_TASK:_ Please write the listing below out again exactly, leaving every picture behind.

_SUPPLIED RECORDS:_
.....

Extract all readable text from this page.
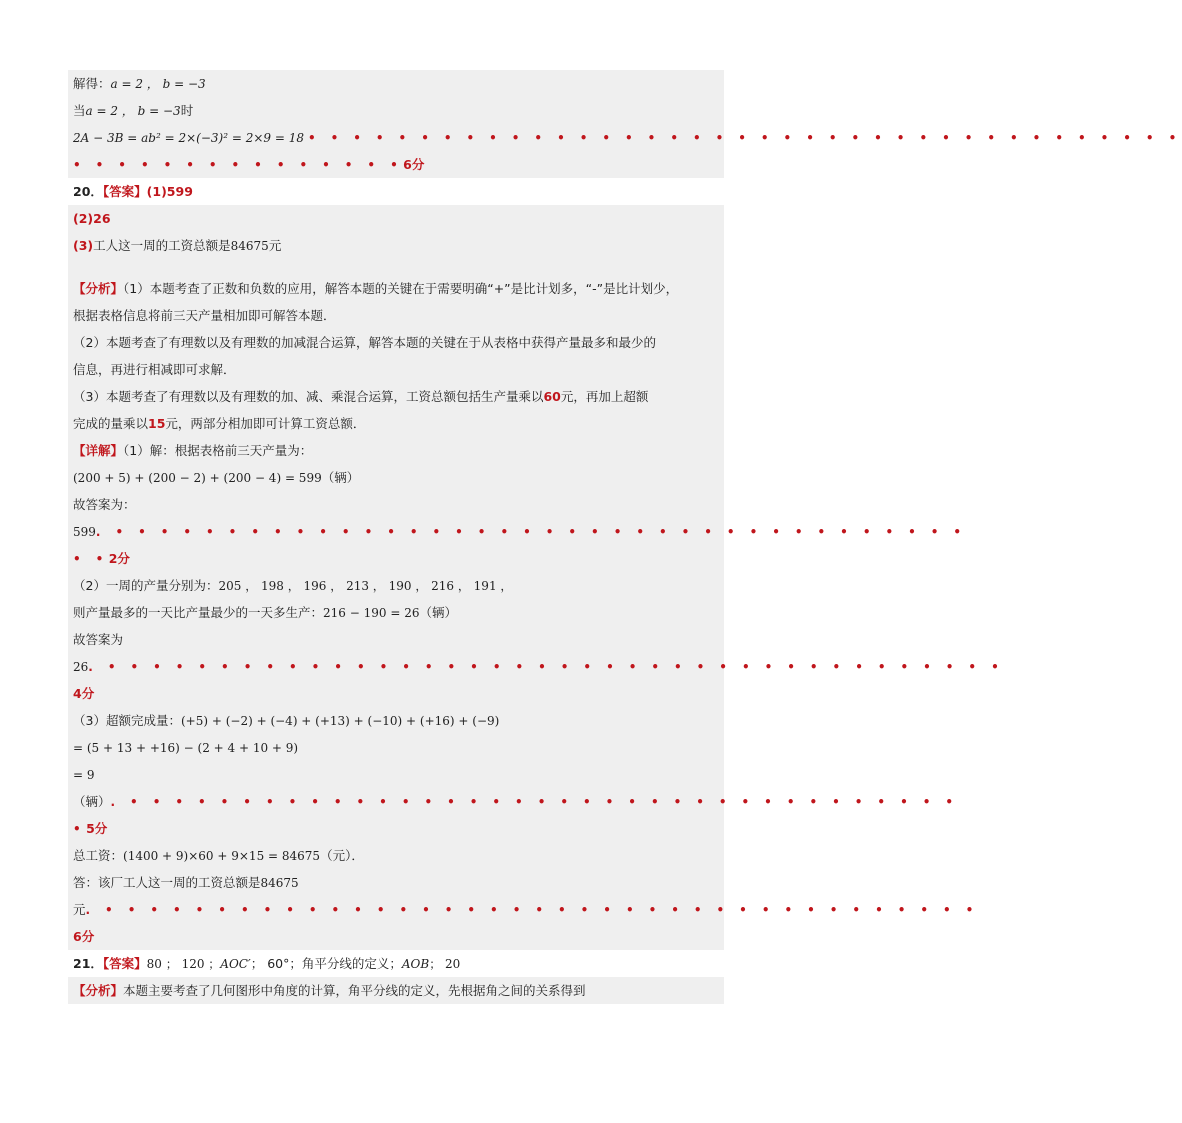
解得：a = 2 ， b = −3
当a = 2 ， b = −3时
2A − 3B = ab² = 2×(−3)² = 2×9 = 18 • • • • • • • • • • • • • • • • • • • • • • • • • • • • • • • • • • • • • • •
• • • • • • • • • • • • • • •6分
20．【答案】(1)599
(2)26
(3)工人这一周的工资总额是84675元
【分析】（1）本题考查了正数和负数的应用，解答本题的关键在于需要明确“+”是比计划多，“-”是比计划少，
根据表格信息将前三天产量相加即可解答本题．
（2）本题考查了有理数以及有理数的加减混合运算，解答本题的关键在于从表格中获得产量最多和最少的
信息，再进行相减即可求解．
（3）本题考查了有理数以及有理数的加、减、乘混合运算，工资总额包括生产量乘以60元，再加上超额
完成的量乘以15元，两部分相加即可计算工资总额．
【详解】（1）解：根据表格前三天产量为：
(200 + 5) + (200 − 2) + (200 − 4) = 599（辆）
故答案为：
599. • • • • • • • • • • • • • • • • • • • • • • • • • • • • • • • • • • • • • •
• •2分
（2）一周的产量分别为：205 ， 198 ， 196 ， 213 ， 190 ， 216 ， 191 ，
则产量最多的一天比产量最少的一天多生产：216 − 190 = 26（辆）
故答案为
26. • • • • • • • • • • • • • • • • • • • • • • • • • • • • • • • • • • • • • • • •
4分
（3）超额完成量：(+5) + (−2) + (−4) + (+13) + (−10) + (+16) + (−9)
= (5 + 13 + +16) − (2 + 4 + 10 + 9)
= 9
（辆）. • • • • • • • • • • • • • • • • • • • • • • • • • • • • • • • • • • • • •
•5分
总工资：(1400 + 9)×60 + 9×15 = 84675（元）．
答：该厂工人这一周的工资总额是84675
元. • • • • • • • • • • • • • • • • • • • • • • • • • • • • • • • • • • • • • • •
6分
21．【答案】80 ； 120 ；AOC′； 60°；角平分线的定义；AOB； 20
【分析】本题主要考查了几何图形中角度的计算，角平分线的定义，先根据角之间的关系得到
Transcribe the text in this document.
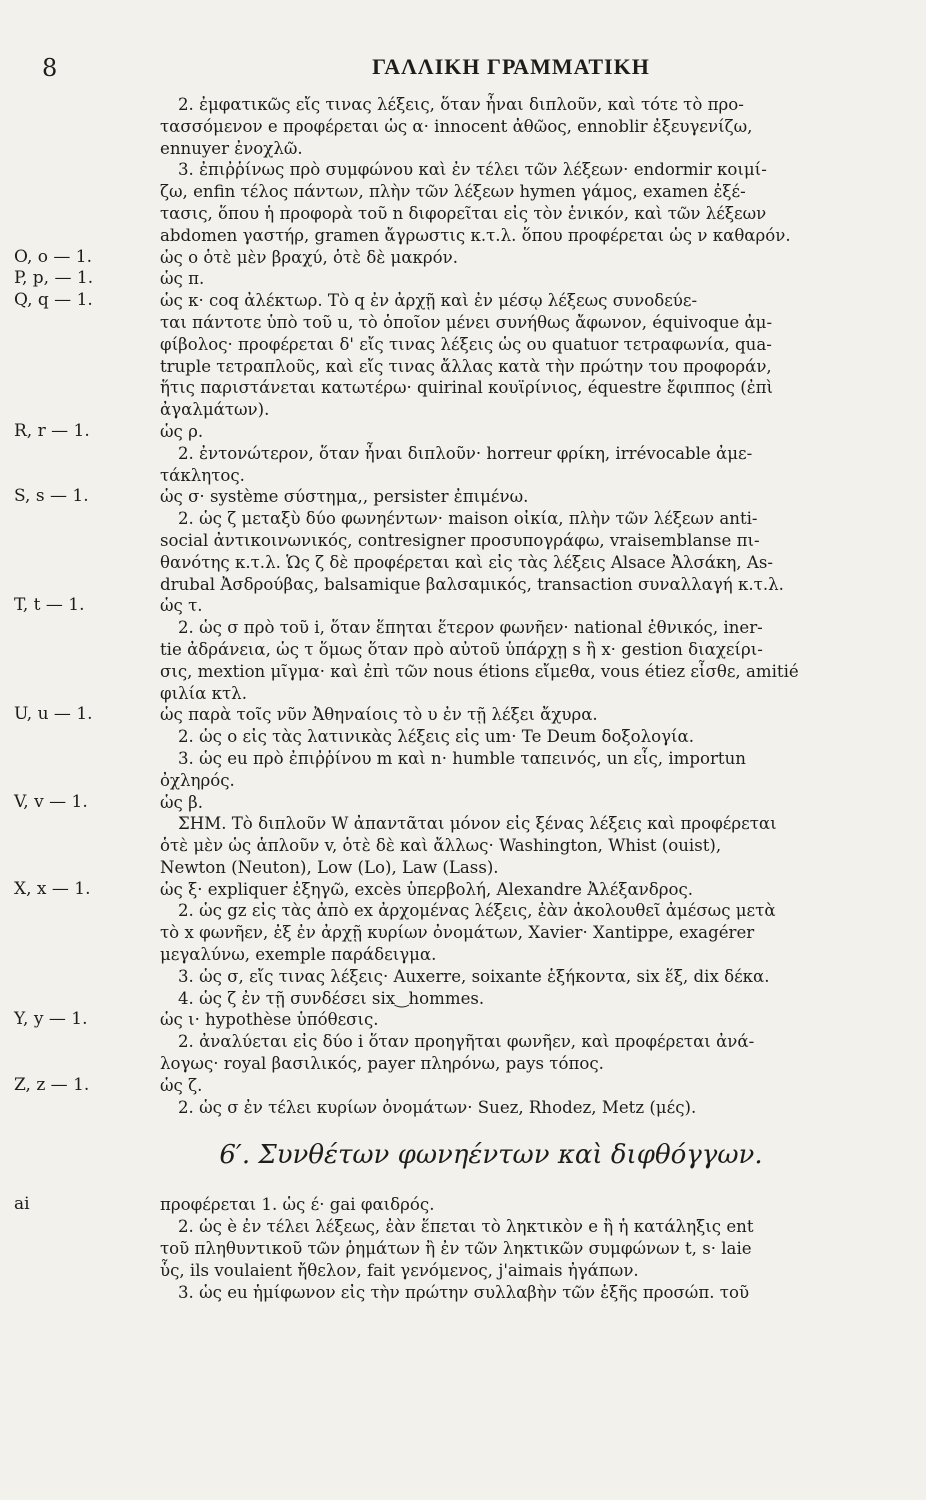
8	ΓΑΛΛΙΚΗ ΓΡΑΜΜΑΤΙΚΗ
2. ἐμφατικῶς εἴς τινας λέξεις, ὅταν ἦναι διπλοῦν, καὶ τότε τὸ προ-
τασσόμενον e προφέρεται ὡς α· innocent ἀθῶος, ennoblir ἐξευγενίζω,
ennuyer ἐνοχλῶ.
3. ἐπιῤῥίνως πρὸ συμφώνου καὶ ἐν τέλει τῶν λέξεων· endormir κοιμί-
ζω, enfin τέλος πάντων, πλὴν τῶν λέξεων hymen γάμος, examen ἐξέ-
τασις, ὅπου ἡ προφορὰ τοῦ n διφορεῖται εἰς τὸν ἑνικόν, καὶ τῶν λέξεων
abdomen γαστήρ, gramen ἄγρωστις κ.τ.λ. ὅπου προφέρεται ὡς ν καθαρόν.
O, o — 1.	ὡς ο ὁτὲ μὲν βραχύ, ὁτὲ δὲ μακρόν.
P, p, — 1.	ὡς π.
Q, q — 1.	ὡς κ· coq ἀλέκτωρ. Τὸ q ἐν ἀρχῇ καὶ ἐν μέσῳ λέξεως συνοδεύε-
ται πάντοτε ὑπὸ τοῦ u, τὸ ὁποῖον μένει συνήθως ἄφωνον, équivoque ἀμ-
φίβολος· προφέρεται δ' εἴς τινας λέξεις ὡς ου quatuor τετραφωνία, qua-
truple τετραπλοῦς, καὶ εἴς τινας ἄλλας κατὰ τὴν πρώτην του προφοράν,
ἥτις παριστάνεται κατωτέρω· quirinal κουϊρίνιος, équestre ἔφιππος (ἐπὶ
ἀγαλμάτων).
R, r — 1.	ὡς ρ.
2. ἐντονώτερον, ὅταν ἦναι διπλοῦν· horreur φρίκη, irrévocable ἀμε-
τάκλητος.
S, s — 1.	ὡς σ· système σύστημα,, persister ἐπιμένω.
2. ὡς ζ μεταξὺ δύο φωνηέντων· maison οἰκία, πλὴν τῶν λέξεων anti-
social ἀντικοινωνικός, contresigner προσυπογράφω, vraisemblanse πι-
θανότης κ.τ.λ. Ὡς ζ δὲ προφέρεται καὶ εἰς τὰς λέξεις Alsace Ἀλσάκη, As-
drubal Ἀσδρούβας, balsamique βαλσαμικός, transaction συναλλαγή κ.τ.λ.
T, t — 1.	ὡς τ.
2. ὡς σ πρὸ τοῦ i, ὅταν ἕπηται ἕτερον φωνῆεν· national ἐθνικός, iner-
tie ἀδράνεια, ὡς τ ὅμως ὅταν πρὸ αὐτοῦ ὑπάρχῃ s ἢ x· gestion διαχείρι-
σις, mextion μῖγμα· καὶ ἐπὶ τῶν nous étions εἴμεθα, vous étiez εἶσθε, amitié
φιλία κτλ.
U, u — 1.	ὡς παρὰ τοῖς νῦν Ἀθηναίοις τὸ υ ἐν τῇ λέξει ἄχυρα.
2. ὡς ο εἰς τὰς λατινικὰς λέξεις εἰς um· Te Deum δοξολογία.
3. ὡς eu πρὸ ἐπιῤῥίνου m καὶ n· humble ταπεινός, un εἷς, importun
ὀχληρός.
V, v — 1.	ὡς β.
ΣΗΜ. Τὸ διπλοῦν W ἀπαντᾶται μόνον εἰς ξένας λέξεις καὶ προφέρεται
ὁτὲ μὲν ὡς ἁπλοῦν v, ὁτὲ δὲ καὶ ἄλλως· Washington, Whist (ouist),
Newton (Neuton), Low (Lo), Law (Lass).
X, x — 1.	ὡς ξ· expliquer ἐξηγῶ, excès ὑπερβολή, Alexandre Ἀλέξανδρος.
2. ὡς gz εἰς τὰς ἀπὸ ex ἀρχομένας λέξεις, ἐὰν ἀκολουθεῖ ἀμέσως μετὰ
τὸ x φωνῆεν, ἐξ ἐν ἀρχῇ κυρίων ὀνομάτων, Xavier· Xantippe, exagérer
μεγαλύνω, exemple παράδειγμα.
3. ὡς σ, εἴς τινας λέξεις· Auxerre, soixante ἑξήκοντα, six ἕξ, dix δέκα.
4. ὡς ζ ἐν τῇ συνδέσει six‿hommes.
Y, y — 1.	ὡς ι· hypothèse ὑπόθεσις.
2. ἀναλύεται εἰς δύο i ὅταν προηγῆται φωνῆεν, καὶ προφέρεται ἀνά-
λογως· royal βασιλικός, payer πληρόνω, pays τόπος.
Z, z — 1.	ὡς ζ.
2. ὡς σ ἐν τέλει κυρίων ὀνομάτων· Suez, Rhodez, Metz (μές).
6′. Συνθέτων φωνηέντων καὶ διφθόγγων.
ai	προφέρεται 1. ὡς έ· gai φαιδρός.
2. ὡς è ἐν τέλει λέξεως, ἐὰν ἕπεται τὸ ληκτικὸν e ἢ ἡ κατάληξις ent
τοῦ πληθυντικοῦ τῶν ῥημάτων ἢ ἐν τῶν ληκτικῶν συμφώνων t, s· laie
ὗς, ils voulaient ἤθελον, fait γενόμενος, j'aimais ἠγάπων.
3. ὡς eu ἡμίφωνον εἰς τὴν πρώτην συλλαβὴν τῶν ἑξῆς προσώπ. τοῦ
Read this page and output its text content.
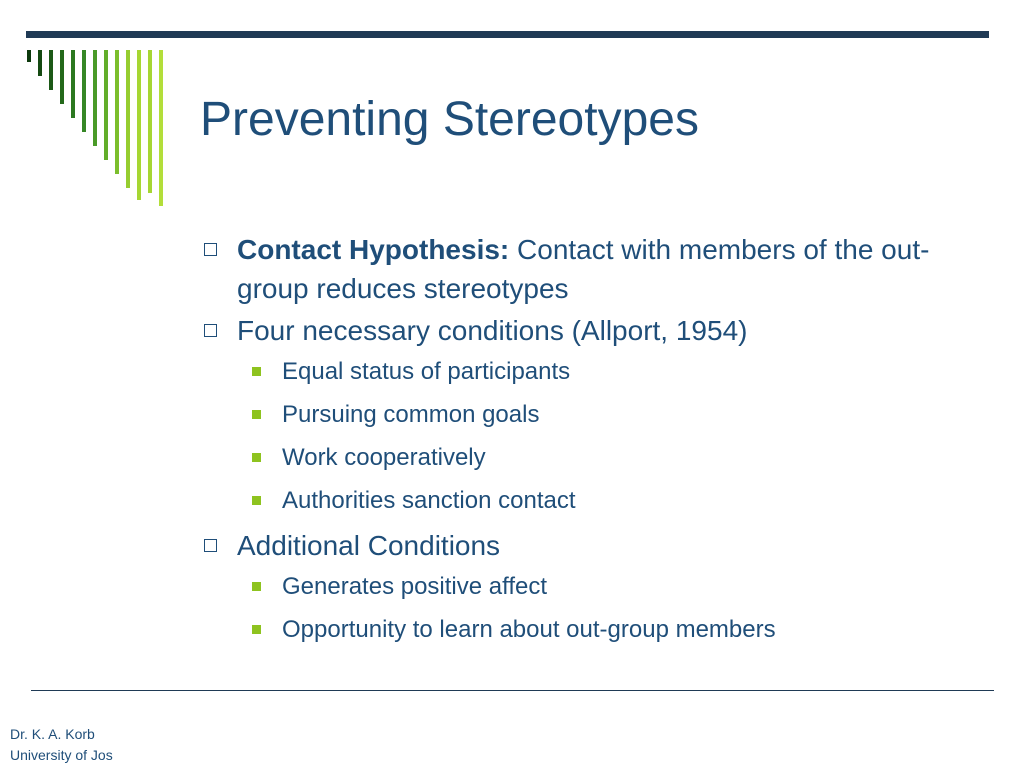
Preventing Stereotypes
Contact Hypothesis: Contact with members of the out-group reduces stereotypes
Four necessary conditions (Allport, 1954)
Equal status of participants
Pursuing common goals
Work cooperatively
Authorities sanction contact
Additional Conditions
Generates positive affect
Opportunity to learn about out-group members
Dr. K. A. Korb
University of Jos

.....

_OUTPUT FOR THIS TASK:_
Extract all readable text from this page.
解得：a = 2 ， b = −3
当a = 2 ， b = −3时
2A − 3B = ab² = 2×(−3)² = 2×9 = 18 • • • • • • • • • • • • • • • • • • • • • • • • • • • • • • • • • • • • • • •
• • • • • • • • • • • • • • •6分
20．【答案】(1)599
(2)26
(3)工人这一周的工资总额是84675元
【分析】（1）本题考查了正数和负数的应用，解答本题的关键在于需要明确“+”是比计划多，“-”是比计划少，
根据表格信息将前三天产量相加即可解答本题．
（2）本题考查了有理数以及有理数的加减混合运算，解答本题的关键在于从表格中获得产量最多和最少的
信息，再进行相减即可求解．
（3）本题考查了有理数以及有理数的加、减、乘混合运算，工资总额包括生产量乘以60元，再加上超额
完成的量乘以15元，两部分相加即可计算工资总额．
【详解】（1）解：根据表格前三天产量为：
(200 + 5) + (200 − 2) + (200 − 4) = 599（辆）
故答案为：
599. • • • • • • • • • • • • • • • • • • • • • • • • • • • • • • • • • • • • • •
• •2分
（2）一周的产量分别为：205 ， 198 ， 196 ， 213 ， 190 ， 216 ， 191 ，
则产量最多的一天比产量最少的一天多生产：216 − 190 = 26（辆）
故答案为
26. • • • • • • • • • • • • • • • • • • • • • • • • • • • • • • • • • • • • • • • •
4分
（3）超额完成量：(+5) + (−2) + (−4) + (+13) + (−10) + (+16) + (−9)
= (5 + 13 + +16) − (2 + 4 + 10 + 9)
= 9
（辆）. • • • • • • • • • • • • • • • • • • • • • • • • • • • • • • • • • • • • •
•5分
总工资：(1400 + 9)×60 + 9×15 = 84675（元）．
答：该厂工人这一周的工资总额是84675
元. • • • • • • • • • • • • • • • • • • • • • • • • • • • • • • • • • • • • • • •
6分
21．【答案】80 ； 120 ；AOC′； 60°；角平分线的定义；AOB； 20
【分析】本题主要考查了几何图形中角度的计算，角平分线的定义，先根据角之间的关系得到
Transcribe the text in this document.
8	ΓΑΛΛΙΚΗ ΓΡΑΜΜΑΤΙΚΗ
2. ἐμφατικῶς εἴς τινας λέξεις, ὅταν ἦναι διπλοῦν, καὶ τότε τὸ προ-
τασσόμενον e προφέρεται ὡς α· innocent ἀθῶος, ennoblir ἐξευγενίζω,
ennuyer ἐνοχλῶ.
3. ἐπιῤῥίνως πρὸ συμφώνου καὶ ἐν τέλει τῶν λέξεων· endormir κοιμί-
ζω, enfin τέλος πάντων, πλὴν τῶν λέξεων hymen γάμος, examen ἐξέ-
τασις, ὅπου ἡ προφορὰ τοῦ n διφορεῖται εἰς τὸν ἑνικόν, καὶ τῶν λέξεων
abdomen γαστήρ, gramen ἄγρωστις κ.τ.λ. ὅπου προφέρεται ὡς ν καθαρόν.
O, o — 1.	ὡς ο ὁτὲ μὲν βραχύ, ὁτὲ δὲ μακρόν.
P, p, — 1.	ὡς π.
Q, q — 1.	ὡς κ· coq ἀλέκτωρ. Τὸ q ἐν ἀρχῇ καὶ ἐν μέσῳ λέξεως συνοδεύε-
ται πάντοτε ὑπὸ τοῦ u, τὸ ὁποῖον μένει συνήθως ἄφωνον, équivoque ἀμ-
φίβολος· προφέρεται δ' εἴς τινας λέξεις ὡς ου quatuor τετραφωνία, qua-
truple τετραπλοῦς, καὶ εἴς τινας ἄλλας κατὰ τὴν πρώτην του προφοράν,
ἥτις παριστάνεται κατωτέρω· quirinal κουϊρίνιος, équestre ἔφιππος (ἐπὶ
ἀγαλμάτων).
R, r — 1.	ὡς ρ.
2. ἐντονώτερον, ὅταν ἦναι διπλοῦν· horreur φρίκη, irrévocable ἀμε-
τάκλητος.
S, s — 1.	ὡς σ· système σύστημα,, persister ἐπιμένω.
2. ὡς ζ μεταξὺ δύο φωνηέντων· maison οἰκία, πλὴν τῶν λέξεων anti-
social ἀντικοινωνικός, contresigner προσυπογράφω, vraisemblanse πι-
θανότης κ.τ.λ. Ὡς ζ δὲ προφέρεται καὶ εἰς τὰς λέξεις Alsace Ἀλσάκη, As-
drubal Ἀσδρούβας, balsamique βαλσαμικός, transaction συναλλαγή κ.τ.λ.
T, t — 1.	ὡς τ.
2. ὡς σ πρὸ τοῦ i, ὅταν ἕπηται ἕτερον φωνῆεν· national ἐθνικός, iner-
tie ἀδράνεια, ὡς τ ὅμως ὅταν πρὸ αὐτοῦ ὑπάρχῃ s ἢ x· gestion διαχείρι-
σις, mextion μῖγμα· καὶ ἐπὶ τῶν nous étions εἴμεθα, vous étiez εἶσθε, amitié
φιλία κτλ.
U, u — 1.	ὡς παρὰ τοῖς νῦν Ἀθηναίοις τὸ υ ἐν τῇ λέξει ἄχυρα.
2. ὡς ο εἰς τὰς λατινικὰς λέξεις εἰς um· Te Deum δοξολογία.
3. ὡς eu πρὸ ἐπιῤῥίνου m καὶ n· humble ταπεινός, un εἷς, importun
ὀχληρός.
V, v — 1.	ὡς β.
ΣΗΜ. Τὸ διπλοῦν W ἀπαντᾶται μόνον εἰς ξένας λέξεις καὶ προφέρεται
ὁτὲ μὲν ὡς ἁπλοῦν v, ὁτὲ δὲ καὶ ἄλλως· Washington, Whist (ouist),
Newton (Neuton), Low (Lo), Law (Lass).
X, x — 1.	ὡς ξ· expliquer ἐξηγῶ, excès ὑπερβολή, Alexandre Ἀλέξανδρος.
2. ὡς gz εἰς τὰς ἀπὸ ex ἀρχομένας λέξεις, ἐὰν ἀκολουθεῖ ἀμέσως μετὰ
τὸ x φωνῆεν, ἐξ ἐν ἀρχῇ κυρίων ὀνομάτων, Xavier· Xantippe, exagérer
μεγαλύνω, exemple παράδειγμα.
3. ὡς σ, εἴς τινας λέξεις· Auxerre, soixante ἑξήκοντα, six ἕξ, dix δέκα.
4. ὡς ζ ἐν τῇ συνδέσει six‿hommes.
Y, y — 1.	ὡς ι· hypothèse ὑπόθεσις.
2. ἀναλύεται εἰς δύο i ὅταν προηγῆται φωνῆεν, καὶ προφέρεται ἀνά-
λογως· royal βασιλικός, payer πληρόνω, pays τόπος.
Z, z — 1.	ὡς ζ.
2. ὡς σ ἐν τέλει κυρίων ὀνομάτων· Suez, Rhodez, Metz (μές).
6′. Συνθέτων φωνηέντων καὶ διφθόγγων.
ai	προφέρεται 1. ὡς έ· gai φαιδρός.
2. ὡς è ἐν τέλει λέξεως, ἐὰν ἕπεται τὸ ληκτικὸν e ἢ ἡ κατάληξις ent
τοῦ πληθυντικοῦ τῶν ῥημάτων ἢ ἐν τῶν ληκτικῶν συμφώνων t, s· laie
ὗς, ils voulaient ἤθελον, fait γενόμενος, j'aimais ἠγάπων.
3. ὡς eu ἡμίφωνον εἰς τὴν πρώτην συλλαβὴν τῶν ἑξῆς προσώπ. τοῦ
Read this page and output its text content.
Preventing Stereotypes
Contact Hypothesis: Contact with members of the out-group reduces stereotypes
Four necessary conditions (Allport, 1954)
Equal status of participants
Pursuing common goals
Work cooperatively
Authorities sanction contact
Additional Conditions
Generates positive affect
Opportunity to learn about out-group members
Dr. K. A. Korb
University of Jos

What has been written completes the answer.